▶ CHALLENGE
Will you write out all the entries below exactly?

Extracted records
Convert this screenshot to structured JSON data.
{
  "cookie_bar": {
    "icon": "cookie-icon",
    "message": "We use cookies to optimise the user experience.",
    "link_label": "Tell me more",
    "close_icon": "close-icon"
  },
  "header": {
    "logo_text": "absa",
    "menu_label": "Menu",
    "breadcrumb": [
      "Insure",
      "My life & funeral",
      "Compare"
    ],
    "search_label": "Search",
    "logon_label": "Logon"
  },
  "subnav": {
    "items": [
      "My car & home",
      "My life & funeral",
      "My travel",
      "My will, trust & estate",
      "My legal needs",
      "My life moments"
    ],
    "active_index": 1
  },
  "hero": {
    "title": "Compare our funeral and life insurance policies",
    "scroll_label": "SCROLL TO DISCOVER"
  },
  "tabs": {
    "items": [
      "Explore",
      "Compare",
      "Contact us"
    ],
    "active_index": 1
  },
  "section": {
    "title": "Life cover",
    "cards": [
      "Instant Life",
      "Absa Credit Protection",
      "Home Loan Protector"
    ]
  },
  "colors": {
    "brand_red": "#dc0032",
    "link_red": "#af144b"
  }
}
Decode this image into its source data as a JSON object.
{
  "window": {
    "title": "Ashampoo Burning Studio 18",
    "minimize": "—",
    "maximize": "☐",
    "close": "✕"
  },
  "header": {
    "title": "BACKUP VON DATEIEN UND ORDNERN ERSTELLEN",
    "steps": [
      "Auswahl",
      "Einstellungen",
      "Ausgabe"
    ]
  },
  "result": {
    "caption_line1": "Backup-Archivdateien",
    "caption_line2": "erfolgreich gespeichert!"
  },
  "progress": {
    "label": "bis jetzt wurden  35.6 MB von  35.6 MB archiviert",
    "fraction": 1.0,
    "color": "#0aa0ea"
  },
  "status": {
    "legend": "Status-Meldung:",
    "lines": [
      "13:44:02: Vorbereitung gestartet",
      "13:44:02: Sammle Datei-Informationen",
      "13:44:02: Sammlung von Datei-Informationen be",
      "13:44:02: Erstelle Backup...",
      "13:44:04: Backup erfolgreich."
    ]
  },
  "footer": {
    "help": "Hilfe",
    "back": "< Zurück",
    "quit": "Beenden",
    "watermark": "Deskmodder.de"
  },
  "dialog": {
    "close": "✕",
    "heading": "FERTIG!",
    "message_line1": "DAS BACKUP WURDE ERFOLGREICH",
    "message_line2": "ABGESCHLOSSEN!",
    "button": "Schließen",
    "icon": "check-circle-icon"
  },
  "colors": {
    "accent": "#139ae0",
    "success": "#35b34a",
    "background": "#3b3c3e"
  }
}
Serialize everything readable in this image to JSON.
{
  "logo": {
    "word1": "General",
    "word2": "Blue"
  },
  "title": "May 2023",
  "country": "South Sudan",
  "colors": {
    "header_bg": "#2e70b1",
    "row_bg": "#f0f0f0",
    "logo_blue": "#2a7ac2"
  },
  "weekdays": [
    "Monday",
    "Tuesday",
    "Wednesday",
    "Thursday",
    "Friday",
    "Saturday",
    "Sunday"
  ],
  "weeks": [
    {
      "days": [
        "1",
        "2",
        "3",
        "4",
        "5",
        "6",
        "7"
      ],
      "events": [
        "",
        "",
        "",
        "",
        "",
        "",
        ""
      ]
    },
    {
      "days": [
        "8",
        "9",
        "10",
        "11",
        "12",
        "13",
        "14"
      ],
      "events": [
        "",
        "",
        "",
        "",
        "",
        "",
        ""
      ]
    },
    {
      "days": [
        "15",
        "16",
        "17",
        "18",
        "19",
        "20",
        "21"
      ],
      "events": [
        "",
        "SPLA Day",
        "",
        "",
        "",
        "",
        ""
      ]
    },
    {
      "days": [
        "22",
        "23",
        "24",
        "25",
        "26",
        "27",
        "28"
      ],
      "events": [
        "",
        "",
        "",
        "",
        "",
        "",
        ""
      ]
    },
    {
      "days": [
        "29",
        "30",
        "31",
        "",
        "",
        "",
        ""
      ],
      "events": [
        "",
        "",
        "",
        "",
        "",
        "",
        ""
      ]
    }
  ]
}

▶ RESULT
Convert this screenshot to structured JSON data.
{
  "cookie_bar": {
    "icon": "cookie-icon",
    "message": "We use cookies to optimise the user experience.",
    "link_label": "Tell me more",
    "close_icon": "close-icon"
  },
  "header": {
    "logo_text": "absa",
    "menu_label": "Menu",
    "breadcrumb": [
      "Insure",
      "My life & funeral",
      "Compare"
    ],
    "search_label": "Search",
    "logon_label": "Logon"
  },
  "subnav": {
    "items": [
      "My car & home",
      "My life & funeral",
      "My travel",
      "My will, trust & estate",
      "My legal needs",
      "My life moments"
    ],
    "active_index": 1
  },
  "hero": {
    "title": "Compare our funeral and life insurance policies",
    "scroll_label": "SCROLL TO DISCOVER"
  },
  "tabs": {
    "items": [
      "Explore",
      "Compare",
      "Contact us"
    ],
    "active_index": 1
  },
  "section": {
    "title": "Life cover",
    "cards": [
      "Instant Life",
      "Absa Credit Protection",
      "Home Loan Protector"
    ]
  },
  "colors": {
    "brand_red": "#dc0032",
    "link_red": "#af144b"
  }
}
Decode this image into its source data as a JSON object.
{
  "window": {
    "title": "Ashampoo Burning Studio 18",
    "minimize": "—",
    "maximize": "☐",
    "close": "✕"
  },
  "header": {
    "title": "BACKUP VON DATEIEN UND ORDNERN ERSTELLEN",
    "steps": [
      "Auswahl",
      "Einstellungen",
      "Ausgabe"
    ]
  },
  "result": {
    "caption_line1": "Backup-Archivdateien",
    "caption_line2": "erfolgreich gespeichert!"
  },
  "progress": {
    "label": "bis jetzt wurden  35.6 MB von  35.6 MB archiviert",
    "fraction": 1.0,
    "color": "#0aa0ea"
  },
  "status": {
    "legend": "Status-Meldung:",
    "lines": [
      "13:44:02: Vorbereitung gestartet",
      "13:44:02: Sammle Datei-Informationen",
      "13:44:02: Sammlung von Datei-Informationen be",
      "13:44:02: Erstelle Backup...",
      "13:44:04: Backup erfolgreich."
    ]
  },
  "footer": {
    "help": "Hilfe",
    "back": "< Zurück",
    "quit": "Beenden",
    "watermark": "Deskmodder.de"
  },
  "dialog": {
    "close": "✕",
    "heading": "FERTIG!",
    "message_line1": "DAS BACKUP WURDE ERFOLGREICH",
    "message_line2": "ABGESCHLOSSEN!",
    "button": "Schließen",
    "icon": "check-circle-icon"
  },
  "colors": {
    "accent": "#139ae0",
    "success": "#35b34a",
    "background": "#3b3c3e"
  }
}
Serialize everything readable in this image to JSON.
{
  "logo": {
    "word1": "General",
    "word2": "Blue"
  },
  "title": "May 2023",
  "country": "South Sudan",
  "colors": {
    "header_bg": "#2e70b1",
    "row_bg": "#f0f0f0",
    "logo_blue": "#2a7ac2"
  },
  "weekdays": [
    "Monday",
    "Tuesday",
    "Wednesday",
    "Thursday",
    "Friday",
    "Saturday",
    "Sunday"
  ],
  "weeks": [
    {
      "days": [
        "1",
        "2",
        "3",
        "4",
        "5",
        "6",
        "7"
      ],
      "events": [
        "",
        "",
        "",
        "",
        "",
        "",
        ""
      ]
    },
    {
      "days": [
        "8",
        "9",
        "10",
        "11",
        "12",
        "13",
        "14"
      ],
      "events": [
        "",
        "",
        "",
        "",
        "",
        "",
        ""
      ]
    },
    {
      "days": [
        "15",
        "16",
        "17",
        "18",
        "19",
        "20",
        "21"
      ],
      "events": [
        "",
        "SPLA Day",
        "",
        "",
        "",
        "",
        ""
      ]
    },
    {
      "days": [
        "22",
        "23",
        "24",
        "25",
        "26",
        "27",
        "28"
      ],
      "events": [
        "",
        "",
        "",
        "",
        "",
        "",
        ""
      ]
    },
    {
      "days": [
        "29",
        "30",
        "31",
        "",
        "",
        "",
        ""
      ],
      "events": [
        "",
        "",
        "",
        "",
        "",
        "",
        ""
      ]
    }
  ]
}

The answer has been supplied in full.